======== Exercise material

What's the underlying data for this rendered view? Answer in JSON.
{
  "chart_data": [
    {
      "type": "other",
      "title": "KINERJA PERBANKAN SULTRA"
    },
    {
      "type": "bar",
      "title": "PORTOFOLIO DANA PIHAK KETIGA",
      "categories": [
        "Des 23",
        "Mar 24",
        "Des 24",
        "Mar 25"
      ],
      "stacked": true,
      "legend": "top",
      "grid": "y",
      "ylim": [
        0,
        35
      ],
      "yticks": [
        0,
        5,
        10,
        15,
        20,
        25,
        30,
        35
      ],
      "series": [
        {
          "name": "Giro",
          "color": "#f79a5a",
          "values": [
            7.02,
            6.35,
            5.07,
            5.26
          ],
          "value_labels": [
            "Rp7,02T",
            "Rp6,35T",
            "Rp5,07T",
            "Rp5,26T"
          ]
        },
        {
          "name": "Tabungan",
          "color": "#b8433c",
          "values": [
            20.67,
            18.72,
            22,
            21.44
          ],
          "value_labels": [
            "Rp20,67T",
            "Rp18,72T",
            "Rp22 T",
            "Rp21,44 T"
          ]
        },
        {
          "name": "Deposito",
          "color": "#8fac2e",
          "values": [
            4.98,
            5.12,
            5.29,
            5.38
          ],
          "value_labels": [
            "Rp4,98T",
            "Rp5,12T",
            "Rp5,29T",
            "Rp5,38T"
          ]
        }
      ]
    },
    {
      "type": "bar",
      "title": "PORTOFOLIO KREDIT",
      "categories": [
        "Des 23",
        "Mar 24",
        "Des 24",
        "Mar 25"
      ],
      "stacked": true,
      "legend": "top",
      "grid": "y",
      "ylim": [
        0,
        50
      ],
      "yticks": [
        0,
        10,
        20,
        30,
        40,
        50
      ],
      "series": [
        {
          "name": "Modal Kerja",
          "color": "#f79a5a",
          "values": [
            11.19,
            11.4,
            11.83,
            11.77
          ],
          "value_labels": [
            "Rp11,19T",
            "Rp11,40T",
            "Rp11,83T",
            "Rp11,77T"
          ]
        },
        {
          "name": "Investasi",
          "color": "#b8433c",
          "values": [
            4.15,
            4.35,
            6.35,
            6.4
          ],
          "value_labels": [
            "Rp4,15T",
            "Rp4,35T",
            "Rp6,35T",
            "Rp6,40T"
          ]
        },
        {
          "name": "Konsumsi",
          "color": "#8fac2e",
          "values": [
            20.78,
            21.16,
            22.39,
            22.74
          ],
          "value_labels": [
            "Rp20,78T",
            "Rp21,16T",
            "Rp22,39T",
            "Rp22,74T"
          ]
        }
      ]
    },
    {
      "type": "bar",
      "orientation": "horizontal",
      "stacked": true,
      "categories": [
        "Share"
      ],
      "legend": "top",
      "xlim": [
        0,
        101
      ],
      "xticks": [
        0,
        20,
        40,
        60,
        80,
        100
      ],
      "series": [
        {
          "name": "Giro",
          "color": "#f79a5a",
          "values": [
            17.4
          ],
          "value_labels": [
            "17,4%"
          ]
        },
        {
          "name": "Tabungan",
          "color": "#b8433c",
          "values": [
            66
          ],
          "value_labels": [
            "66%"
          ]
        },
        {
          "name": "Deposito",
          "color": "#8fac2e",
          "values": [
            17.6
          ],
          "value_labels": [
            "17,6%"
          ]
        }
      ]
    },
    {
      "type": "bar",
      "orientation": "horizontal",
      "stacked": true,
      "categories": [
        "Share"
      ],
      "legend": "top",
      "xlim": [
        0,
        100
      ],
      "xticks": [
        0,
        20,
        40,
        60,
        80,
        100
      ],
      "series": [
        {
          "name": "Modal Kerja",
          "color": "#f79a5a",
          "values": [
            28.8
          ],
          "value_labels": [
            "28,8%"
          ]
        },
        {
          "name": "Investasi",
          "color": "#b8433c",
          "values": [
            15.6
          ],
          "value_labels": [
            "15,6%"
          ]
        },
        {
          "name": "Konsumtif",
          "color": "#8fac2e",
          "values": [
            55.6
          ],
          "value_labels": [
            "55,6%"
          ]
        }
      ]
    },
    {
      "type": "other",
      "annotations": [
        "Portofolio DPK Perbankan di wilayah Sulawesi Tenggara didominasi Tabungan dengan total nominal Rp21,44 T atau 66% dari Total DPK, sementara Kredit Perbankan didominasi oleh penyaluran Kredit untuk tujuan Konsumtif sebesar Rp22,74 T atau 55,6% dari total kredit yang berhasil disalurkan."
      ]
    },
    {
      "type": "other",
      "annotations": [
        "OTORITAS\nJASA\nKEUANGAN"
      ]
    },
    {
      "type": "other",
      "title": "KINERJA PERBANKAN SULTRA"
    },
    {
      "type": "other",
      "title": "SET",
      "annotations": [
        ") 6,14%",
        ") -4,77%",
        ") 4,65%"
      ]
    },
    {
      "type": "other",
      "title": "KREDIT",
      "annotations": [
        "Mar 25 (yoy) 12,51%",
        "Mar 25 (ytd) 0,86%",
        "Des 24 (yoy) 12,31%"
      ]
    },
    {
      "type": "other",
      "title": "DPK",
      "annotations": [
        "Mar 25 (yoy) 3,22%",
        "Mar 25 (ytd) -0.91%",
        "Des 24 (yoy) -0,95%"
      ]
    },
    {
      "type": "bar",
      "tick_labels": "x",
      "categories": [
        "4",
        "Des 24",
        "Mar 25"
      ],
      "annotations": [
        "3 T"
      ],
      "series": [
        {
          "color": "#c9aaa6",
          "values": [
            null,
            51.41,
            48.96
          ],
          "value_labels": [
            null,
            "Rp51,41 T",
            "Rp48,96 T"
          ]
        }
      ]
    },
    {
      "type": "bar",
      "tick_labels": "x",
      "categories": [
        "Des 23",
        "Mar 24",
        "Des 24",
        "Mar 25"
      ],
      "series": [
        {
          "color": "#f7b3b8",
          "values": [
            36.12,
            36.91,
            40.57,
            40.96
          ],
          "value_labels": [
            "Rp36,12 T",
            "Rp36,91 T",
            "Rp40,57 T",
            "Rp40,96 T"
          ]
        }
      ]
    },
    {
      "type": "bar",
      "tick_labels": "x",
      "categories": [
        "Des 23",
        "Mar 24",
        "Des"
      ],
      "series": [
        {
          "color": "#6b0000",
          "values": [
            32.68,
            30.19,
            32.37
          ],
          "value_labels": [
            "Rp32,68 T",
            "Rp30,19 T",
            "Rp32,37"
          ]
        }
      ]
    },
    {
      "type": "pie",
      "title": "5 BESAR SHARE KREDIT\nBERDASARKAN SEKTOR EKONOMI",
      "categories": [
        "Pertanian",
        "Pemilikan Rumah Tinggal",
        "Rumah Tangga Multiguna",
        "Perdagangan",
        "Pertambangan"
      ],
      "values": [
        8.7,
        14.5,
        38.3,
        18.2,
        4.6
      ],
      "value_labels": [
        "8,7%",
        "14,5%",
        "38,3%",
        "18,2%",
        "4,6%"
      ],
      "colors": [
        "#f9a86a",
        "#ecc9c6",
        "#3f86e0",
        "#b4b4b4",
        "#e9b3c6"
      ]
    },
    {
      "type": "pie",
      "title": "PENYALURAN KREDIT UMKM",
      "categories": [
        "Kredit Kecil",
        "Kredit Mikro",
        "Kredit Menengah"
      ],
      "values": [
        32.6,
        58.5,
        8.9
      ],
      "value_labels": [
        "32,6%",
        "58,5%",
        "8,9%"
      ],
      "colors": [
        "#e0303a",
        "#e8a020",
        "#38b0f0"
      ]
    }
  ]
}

================

Output the full listing without altering anything.

What's the underlying data for this rendered view? Answer in JSON.
{
  "chart_data": [
    {
      "type": "other",
      "title": "KINERJA PERBANKAN SULTRA"
    },
    {
      "type": "bar",
      "title": "PORTOFOLIO DANA PIHAK KETIGA",
      "categories": [
        "Des 23",
        "Mar 24",
        "Des 24",
        "Mar 25"
      ],
      "stacked": true,
      "legend": "top",
      "grid": "y",
      "ylim": [
        0,
        35
      ],
      "yticks": [
        0,
        5,
        10,
        15,
        20,
        25,
        30,
        35
      ],
      "series": [
        {
          "name": "Giro",
          "color": "#f79a5a",
          "values": [
            7.02,
            6.35,
            5.07,
            5.26
          ],
          "value_labels": [
            "Rp7,02T",
            "Rp6,35T",
            "Rp5,07T",
            "Rp5,26T"
          ]
        },
        {
          "name": "Tabungan",
          "color": "#b8433c",
          "values": [
            20.67,
            18.72,
            22,
            21.44
          ],
          "value_labels": [
            "Rp20,67T",
            "Rp18,72T",
            "Rp22 T",
            "Rp21,44 T"
          ]
        },
        {
          "name": "Deposito",
          "color": "#8fac2e",
          "values": [
            4.98,
            5.12,
            5.29,
            5.38
          ],
          "value_labels": [
            "Rp4,98T",
            "Rp5,12T",
            "Rp5,29T",
            "Rp5,38T"
          ]
        }
      ]
    },
    {
      "type": "bar",
      "title": "PORTOFOLIO KREDIT",
      "categories": [
        "Des 23",
        "Mar 24",
        "Des 24",
        "Mar 25"
      ],
      "stacked": true,
      "legend": "top",
      "grid": "y",
      "ylim": [
        0,
        50
      ],
      "yticks": [
        0,
        10,
        20,
        30,
        40,
        50
      ],
      "series": [
        {
          "name": "Modal Kerja",
          "color": "#f79a5a",
          "values": [
            11.19,
            11.4,
            11.83,
            11.77
          ],
          "value_labels": [
            "Rp11,19T",
            "Rp11,40T",
            "Rp11,83T",
            "Rp11,77T"
          ]
        },
        {
          "name": "Investasi",
          "color": "#b8433c",
          "values": [
            4.15,
            4.35,
            6.35,
            6.4
          ],
          "value_labels": [
            "Rp4,15T",
            "Rp4,35T",
            "Rp6,35T",
            "Rp6,40T"
          ]
        },
        {
          "name": "Konsumsi",
          "color": "#8fac2e",
          "values": [
            20.78,
            21.16,
            22.39,
            22.74
          ],
          "value_labels": [
            "Rp20,78T",
            "Rp21,16T",
            "Rp22,39T",
            "Rp22,74T"
          ]
        }
      ]
    },
    {
      "type": "bar",
      "orientation": "horizontal",
      "stacked": true,
      "categories": [
        "Share"
      ],
      "legend": "top",
      "xlim": [
        0,
        101
      ],
      "xticks": [
        0,
        20,
        40,
        60,
        80,
        100
      ],
      "series": [
        {
          "name": "Giro",
          "color": "#f79a5a",
          "values": [
            17.4
          ],
          "value_labels": [
            "17,4%"
          ]
        },
        {
          "name": "Tabungan",
          "color": "#b8433c",
          "values": [
            66
          ],
          "value_labels": [
            "66%"
          ]
        },
        {
          "name": "Deposito",
          "color": "#8fac2e",
          "values": [
            17.6
          ],
          "value_labels": [
            "17,6%"
          ]
        }
      ]
    },
    {
      "type": "bar",
      "orientation": "horizontal",
      "stacked": true,
      "categories": [
        "Share"
      ],
      "legend": "top",
      "xlim": [
        0,
        100
      ],
      "xticks": [
        0,
        20,
        40,
        60,
        80,
        100
      ],
      "series": [
        {
          "name": "Modal Kerja",
          "color": "#f79a5a",
          "values": [
            28.8
          ],
          "value_labels": [
            "28,8%"
          ]
        },
        {
          "name": "Investasi",
          "color": "#b8433c",
          "values": [
            15.6
          ],
          "value_labels": [
            "15,6%"
          ]
        },
        {
          "name": "Konsumtif",
          "color": "#8fac2e",
          "values": [
            55.6
          ],
          "value_labels": [
            "55,6%"
          ]
        }
      ]
    },
    {
      "type": "other",
      "annotations": [
        "Portofolio DPK Perbankan di wilayah Sulawesi Tenggara didominasi Tabungan dengan total nominal Rp21,44 T atau 66% dari Total DPK, sementara Kredit Perbankan didominasi oleh penyaluran Kredit untuk tujuan Konsumtif sebesar Rp22,74 T atau 55,6% dari total kredit yang berhasil disalurkan."
      ]
    },
    {
      "type": "other",
      "annotations": [
        "OTORITAS\nJASA\nKEUANGAN"
      ]
    },
    {
      "type": "other",
      "title": "KINERJA PERBANKAN SULTRA"
    },
    {
      "type": "other",
      "title": "SET",
      "annotations": [
        ") 6,14%",
        ") -4,77%",
        ") 4,65%"
      ]
    },
    {
      "type": "other",
      "title": "KREDIT",
      "annotations": [
        "Mar 25 (yoy) 12,51%",
        "Mar 25 (ytd) 0,86%",
        "Des 24 (yoy) 12,31%"
      ]
    },
    {
      "type": "other",
      "title": "DPK",
      "annotations": [
        "Mar 25 (yoy) 3,22%",
        "Mar 25 (ytd) -0.91%",
        "Des 24 (yoy) -0,95%"
      ]
    },
    {
      "type": "bar",
      "tick_labels": "x",
      "categories": [
        "4",
        "Des 24",
        "Mar 25"
      ],
      "annotations": [
        "3 T"
      ],
      "series": [
        {
          "color": "#c9aaa6",
          "values": [
            null,
            51.41,
            48.96
          ],
          "value_labels": [
            null,
            "Rp51,41 T",
            "Rp48,96 T"
          ]
        }
      ]
    },
    {
      "type": "bar",
      "tick_labels": "x",
      "categories": [
        "Des 23",
        "Mar 24",
        "Des 24",
        "Mar 25"
      ],
      "series": [
        {
          "color": "#f7b3b8",
          "values": [
            36.12,
            36.91,
            40.57,
            40.96
          ],
          "value_labels": [
            "Rp36,12 T",
            "Rp36,91 T",
            "Rp40,57 T",
            "Rp40,96 T"
          ]
        }
      ]
    },
    {
      "type": "bar",
      "tick_labels": "x",
      "categories": [
        "Des 23",
        "Mar 24",
        "Des"
      ],
      "series": [
        {
          "color": "#6b0000",
          "values": [
            32.68,
            30.19,
            32.37
          ],
          "value_labels": [
            "Rp32,68 T",
            "Rp30,19 T",
            "Rp32,37"
          ]
        }
      ]
    },
    {
      "type": "pie",
      "title": "5 BESAR SHARE KREDIT\nBERDASARKAN SEKTOR EKONOMI",
      "categories": [
        "Pertanian",
        "Pemilikan Rumah Tinggal",
        "Rumah Tangga Multiguna",
        "Perdagangan",
        "Pertambangan"
      ],
      "values": [
        8.7,
        14.5,
        38.3,
        18.2,
        4.6
      ],
      "value_labels": [
        "8,7%",
        "14,5%",
        "38,3%",
        "18,2%",
        "4,6%"
      ],
      "colors": [
        "#f9a86a",
        "#ecc9c6",
        "#3f86e0",
        "#b4b4b4",
        "#e9b3c6"
      ]
    },
    {
      "type": "pie",
      "title": "PENYALURAN KREDIT UMKM",
      "categories": [
        "Kredit Kecil",
        "Kredit Mikro",
        "Kredit Menengah"
      ],
      "values": [
        32.6,
        58.5,
        8.9
      ],
      "value_labels": [
        "32,6%",
        "58,5%",
        "8,9%"
      ],
      "colors": [
        "#e0303a",
        "#e8a020",
        "#38b0f0"
      ]
    }
  ]
}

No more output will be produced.